Task prompt: Answer with the number of lines in the listing below that contain the word "Вредена", and nothing else.

Exercise data:
------------

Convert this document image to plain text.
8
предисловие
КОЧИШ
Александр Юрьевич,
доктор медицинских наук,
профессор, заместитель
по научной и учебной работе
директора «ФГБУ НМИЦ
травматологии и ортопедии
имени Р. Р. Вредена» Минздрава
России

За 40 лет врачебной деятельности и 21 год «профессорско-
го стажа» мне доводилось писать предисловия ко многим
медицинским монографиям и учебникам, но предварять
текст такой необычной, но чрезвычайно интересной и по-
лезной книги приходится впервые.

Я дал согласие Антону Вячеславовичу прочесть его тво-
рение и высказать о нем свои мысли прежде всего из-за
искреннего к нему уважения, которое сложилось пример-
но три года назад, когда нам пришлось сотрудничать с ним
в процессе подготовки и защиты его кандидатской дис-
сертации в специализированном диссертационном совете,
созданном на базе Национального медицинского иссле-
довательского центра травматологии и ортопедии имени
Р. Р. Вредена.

------------

Correct result: 2